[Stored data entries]
::::::::
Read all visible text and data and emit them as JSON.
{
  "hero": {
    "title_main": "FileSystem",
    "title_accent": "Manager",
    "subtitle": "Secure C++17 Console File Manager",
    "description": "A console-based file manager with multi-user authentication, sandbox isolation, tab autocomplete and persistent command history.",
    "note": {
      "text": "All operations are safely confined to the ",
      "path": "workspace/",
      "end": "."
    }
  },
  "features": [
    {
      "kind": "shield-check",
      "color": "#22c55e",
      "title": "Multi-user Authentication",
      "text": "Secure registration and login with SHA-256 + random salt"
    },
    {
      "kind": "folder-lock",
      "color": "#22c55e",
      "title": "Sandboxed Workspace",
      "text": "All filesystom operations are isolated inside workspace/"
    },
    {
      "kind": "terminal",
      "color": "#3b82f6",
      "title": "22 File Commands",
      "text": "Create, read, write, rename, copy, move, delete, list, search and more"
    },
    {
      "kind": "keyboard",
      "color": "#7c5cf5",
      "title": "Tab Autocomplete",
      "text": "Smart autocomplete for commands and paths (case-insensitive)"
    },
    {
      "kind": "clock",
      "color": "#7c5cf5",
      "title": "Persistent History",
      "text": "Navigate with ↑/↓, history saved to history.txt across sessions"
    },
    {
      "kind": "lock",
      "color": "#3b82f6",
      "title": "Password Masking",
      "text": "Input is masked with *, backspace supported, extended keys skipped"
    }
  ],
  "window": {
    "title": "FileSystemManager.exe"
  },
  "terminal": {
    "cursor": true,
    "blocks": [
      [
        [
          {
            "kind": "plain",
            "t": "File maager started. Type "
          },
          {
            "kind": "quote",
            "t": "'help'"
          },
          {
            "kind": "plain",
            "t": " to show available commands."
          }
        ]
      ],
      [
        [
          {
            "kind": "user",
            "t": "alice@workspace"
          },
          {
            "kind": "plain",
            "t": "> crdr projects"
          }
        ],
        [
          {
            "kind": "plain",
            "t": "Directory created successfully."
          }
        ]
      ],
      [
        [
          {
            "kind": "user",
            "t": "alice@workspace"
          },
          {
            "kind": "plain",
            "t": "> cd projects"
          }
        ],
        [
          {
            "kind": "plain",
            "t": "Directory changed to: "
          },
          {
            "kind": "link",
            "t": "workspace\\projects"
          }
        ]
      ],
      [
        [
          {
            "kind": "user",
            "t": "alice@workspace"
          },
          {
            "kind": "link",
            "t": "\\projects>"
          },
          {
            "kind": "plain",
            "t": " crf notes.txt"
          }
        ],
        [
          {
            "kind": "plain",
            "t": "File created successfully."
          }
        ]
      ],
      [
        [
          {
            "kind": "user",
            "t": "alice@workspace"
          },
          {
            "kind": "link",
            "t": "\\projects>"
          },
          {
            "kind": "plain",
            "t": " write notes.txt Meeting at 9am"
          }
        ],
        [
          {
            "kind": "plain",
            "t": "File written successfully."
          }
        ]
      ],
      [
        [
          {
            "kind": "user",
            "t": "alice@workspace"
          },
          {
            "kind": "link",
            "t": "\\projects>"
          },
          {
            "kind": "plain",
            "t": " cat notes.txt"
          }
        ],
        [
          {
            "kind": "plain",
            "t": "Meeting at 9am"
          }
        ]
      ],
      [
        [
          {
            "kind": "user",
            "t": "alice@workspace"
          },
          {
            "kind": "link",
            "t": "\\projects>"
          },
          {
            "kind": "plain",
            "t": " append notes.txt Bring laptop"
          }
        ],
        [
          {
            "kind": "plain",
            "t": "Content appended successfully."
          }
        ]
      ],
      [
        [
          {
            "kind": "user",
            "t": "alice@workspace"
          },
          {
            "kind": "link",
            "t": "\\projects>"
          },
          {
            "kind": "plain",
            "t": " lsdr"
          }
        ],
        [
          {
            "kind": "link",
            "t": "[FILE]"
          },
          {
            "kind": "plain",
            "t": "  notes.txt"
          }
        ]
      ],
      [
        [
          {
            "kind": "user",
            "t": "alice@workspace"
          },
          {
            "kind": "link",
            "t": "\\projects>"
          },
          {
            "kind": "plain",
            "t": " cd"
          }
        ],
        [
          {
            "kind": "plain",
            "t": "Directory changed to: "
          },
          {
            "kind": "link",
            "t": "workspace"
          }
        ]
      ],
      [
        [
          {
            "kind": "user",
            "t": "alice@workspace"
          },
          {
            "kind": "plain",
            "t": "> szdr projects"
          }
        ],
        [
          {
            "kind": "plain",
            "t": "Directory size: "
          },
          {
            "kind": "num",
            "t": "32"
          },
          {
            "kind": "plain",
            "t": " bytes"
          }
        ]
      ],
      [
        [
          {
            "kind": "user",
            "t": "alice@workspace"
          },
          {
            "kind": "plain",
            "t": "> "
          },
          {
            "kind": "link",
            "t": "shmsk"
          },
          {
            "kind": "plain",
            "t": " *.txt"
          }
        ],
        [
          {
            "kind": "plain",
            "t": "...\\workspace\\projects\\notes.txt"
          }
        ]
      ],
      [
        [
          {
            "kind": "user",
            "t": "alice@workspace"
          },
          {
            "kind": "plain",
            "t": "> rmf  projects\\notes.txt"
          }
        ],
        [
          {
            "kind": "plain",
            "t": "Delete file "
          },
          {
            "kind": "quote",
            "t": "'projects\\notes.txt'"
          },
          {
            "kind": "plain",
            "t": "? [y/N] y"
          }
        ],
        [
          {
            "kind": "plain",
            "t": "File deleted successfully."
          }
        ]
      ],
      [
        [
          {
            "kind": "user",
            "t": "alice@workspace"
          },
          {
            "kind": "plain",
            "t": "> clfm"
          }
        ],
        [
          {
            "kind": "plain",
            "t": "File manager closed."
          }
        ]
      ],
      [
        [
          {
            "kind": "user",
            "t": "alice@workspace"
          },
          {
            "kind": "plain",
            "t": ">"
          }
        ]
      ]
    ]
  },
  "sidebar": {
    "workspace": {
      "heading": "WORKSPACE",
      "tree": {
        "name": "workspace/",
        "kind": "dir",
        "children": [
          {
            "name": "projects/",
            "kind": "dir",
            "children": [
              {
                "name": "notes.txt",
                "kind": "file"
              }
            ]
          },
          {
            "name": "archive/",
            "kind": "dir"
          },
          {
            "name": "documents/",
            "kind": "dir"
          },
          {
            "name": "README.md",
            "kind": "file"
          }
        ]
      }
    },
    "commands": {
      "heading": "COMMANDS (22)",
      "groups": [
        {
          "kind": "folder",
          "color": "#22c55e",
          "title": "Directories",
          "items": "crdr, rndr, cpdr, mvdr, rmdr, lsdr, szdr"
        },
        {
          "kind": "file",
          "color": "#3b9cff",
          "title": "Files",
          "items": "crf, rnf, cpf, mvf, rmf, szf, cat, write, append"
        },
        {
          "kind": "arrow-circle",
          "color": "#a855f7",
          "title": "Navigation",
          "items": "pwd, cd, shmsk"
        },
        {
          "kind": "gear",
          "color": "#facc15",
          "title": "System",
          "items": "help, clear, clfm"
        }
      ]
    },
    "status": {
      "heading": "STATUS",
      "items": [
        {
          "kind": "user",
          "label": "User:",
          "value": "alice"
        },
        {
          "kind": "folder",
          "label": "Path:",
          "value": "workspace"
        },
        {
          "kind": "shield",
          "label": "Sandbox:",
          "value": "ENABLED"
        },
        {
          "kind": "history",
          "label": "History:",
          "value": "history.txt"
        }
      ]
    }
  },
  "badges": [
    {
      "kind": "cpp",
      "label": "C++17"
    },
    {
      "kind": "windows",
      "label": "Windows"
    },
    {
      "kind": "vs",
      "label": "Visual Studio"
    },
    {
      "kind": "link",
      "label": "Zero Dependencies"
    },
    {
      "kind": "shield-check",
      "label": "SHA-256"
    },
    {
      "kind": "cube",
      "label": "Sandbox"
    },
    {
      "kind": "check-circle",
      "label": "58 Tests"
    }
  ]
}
::::::::
Instruction:
From the listing above, find the number of lines with the word "value" in them. Answer with the number only.

Response:
4